## EXTRACT
================

2011-11-08 Thread Kel M
On Tue, Nov 8, 2011 at 1:32 PM, Knapp magick.c...@gmail.com wrote:

 On Tue, Nov 8, 2011 at 3:52 PM, mindrones mindro...@gmail.com wrote:
  Hi,
 
  On 11/08/2011 03:18 PM, Knapp wrote:
 
  Maybe it's time to hire someone to get a well documented wiki ;)
 
  Funny, I was thinking the same thing as I fell asleep last night. One
  person in charge of finding the problems and talking with the devs,
  coordinating of the writers and pulling together all the docs,
 
  what you are saying above is OK for the wiki.
 
  As it's being discussed in docboard and #blenderwiki:
  * we're now reviewing the 2.5 manual (not in good shape at all)

 That is for sure. One of the reasons I really liked Blender was the
 2.4 manual. It was great. I wonder why?

  * we'll install a reviewing system
  * we'll define a team of reviewers with the rights to accept edits made
  in wiki, so that the content users will see is always ok
  * for each blender module (modeling, rigging, etc), we intend to find a
  'main' (not exclusive) reviewer that will take care of:
   * review and and format contents inserted by devs
   * review content inserted by occasional editors
   * hunt for new editors (experienced in blender possibly)
  * these modules reviewers will have to communicate with the main admins
  (more on this later) to make sure the manual structure/templates/etc are
  agreed upon.
 
  This should be a team work.
 
  Though, IMO the first input should come by the developer, which should
  write even just a draft (no wiki formatting) the tool documentation.
 
  Otherwise you get the current problems, also outlined by Francesco.
 
  The potential writer has to discover the tool by trial and error, then
  find the strength to formalize what he has discovered, format it in good
  wikitext, using blenderwiki templates.
  Honestly, that's a lot to ask.

 Ya but at the same time lots of us do 30-90 minute vids.

 
  links,
  blogs, vids, books and manuals into a cohesive, updated whole would be
  a god send!
 
  I think this is not a good idea.
 
  Two examples:
  * deadlinks are a nigthmare to maintain

 Yes, but they are all OK on Wikipedia and could be here too with the
 right set up.

  * you can't paste a book or a blog page in the wiki without permission

 Clearly a push not pull situation. I think authors and bloggers would
 be happy to try and keep a link page up to date if they knew it was
 there and the users knew it was the  first place to stop when looking
 for something. Blender.org should be the first or second place (behind
 Google) that users go for their info. As it stands, it is about the
 last place I go but it used to be the first.

 On the other hand we already have the books. Did you know that? I know
 it took me a long time to find them when I knew they were there! These
 are some great sources of info! They SHOULD be very easy to find with
 Google but they are not.

================

## GIVEN DATA
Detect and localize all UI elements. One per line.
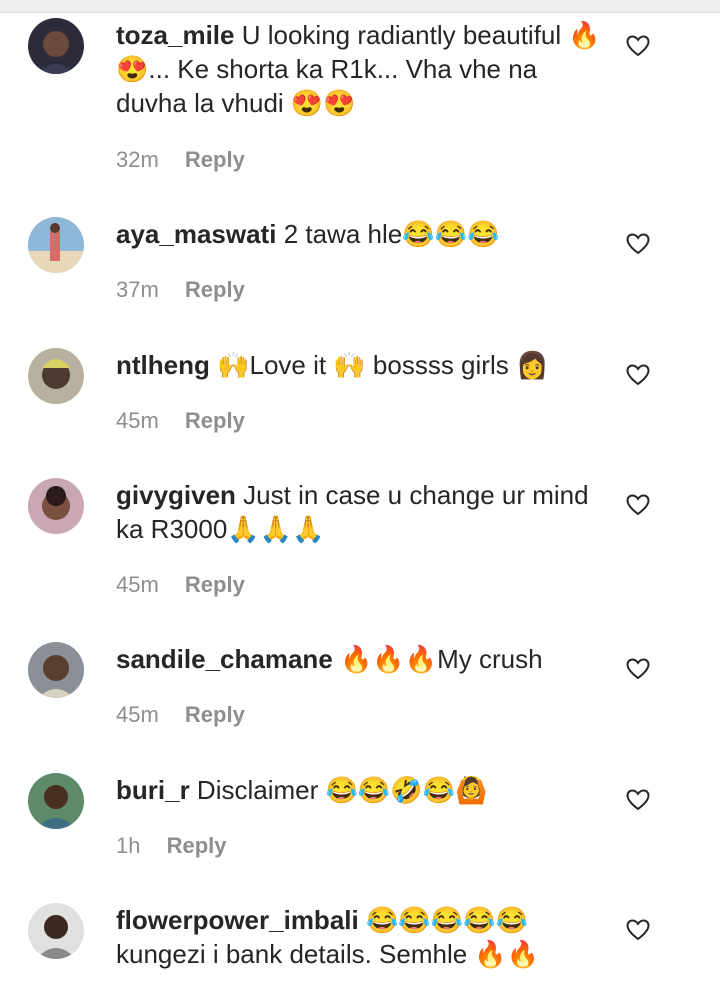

================

## EXERCISES
**A.** In the Blender documentation thread, rewrite the paragraph beginning "Clearly a push not pull situation" as a short list of its main points.
**B.** From the Blender documentation thread, return the part that opens with the words containing "The potential writer" and closes with "a god send!".
**C.** Take the Blender documentation thread further, continuing on from its last line.
The data has no connection to the Blender documentation thread.

## ANSWERS PROVIDED
**A.**
- It is a push, not a pull, situation.
- Authors and bloggers would likely be glad to help keep a link page up to date if they knew it existed and users saw it as the first place to look.
- Blender.org should be users' first or second source of information, behind Google.
- At present it is about the last place the writer goes, though it used to be the first.

**B.**
The potential writer has to discover the tool by trial and error, then
  find the strength to formalize what he has discovered, format it in good
  wikitext, using blenderwiki templates.
  Honestly, that's a lot to ask.

 Ya but at the same time lots of us do 30-90 minute vids.

 
  links,
  blogs, vids, books and manuals into a cohesive, updated whole would be
  a god send!

**C.**
 http://wiki.blender.org/index.php/Doc:2.5/Books
 http://wiki.blender.org/index.php/Doc:2.4/Books



  IMHO The wiki should not phagocytize the whole web, but rather be a good
  reference with its own identity and direction.
 I think we should keep in mind that we have a manual and it should be
 THE source of good info and then we have a wiki. (I know the two
 overlap)

  We should not trash
  everything in, but rather make a good team work, and refine
  communication channels: devs - wiki admins - writers team - users,
  also formalizing this in the BCon, so that documentation is not an
  boring optional, but part of the job of the developer.

 I have long thought that documentors should be recognized for what
 they do just as devs are. I truly can't say a dev is more important
 than a doccer in a mature program like blender. The program lives and
 dies based on both sides of the work.

  Surely with insights from devs the doc will become much more appealing
  also to professional users and companies :)
 
 The biggest problem that I see with blender is the new user coming to
 blender and that leaving because they are so over loaded and can't
 find good help or docs. God knows we have a great program but without
 good intros newbies will leave. I got over this hump because of
 graybeards vids on the gui.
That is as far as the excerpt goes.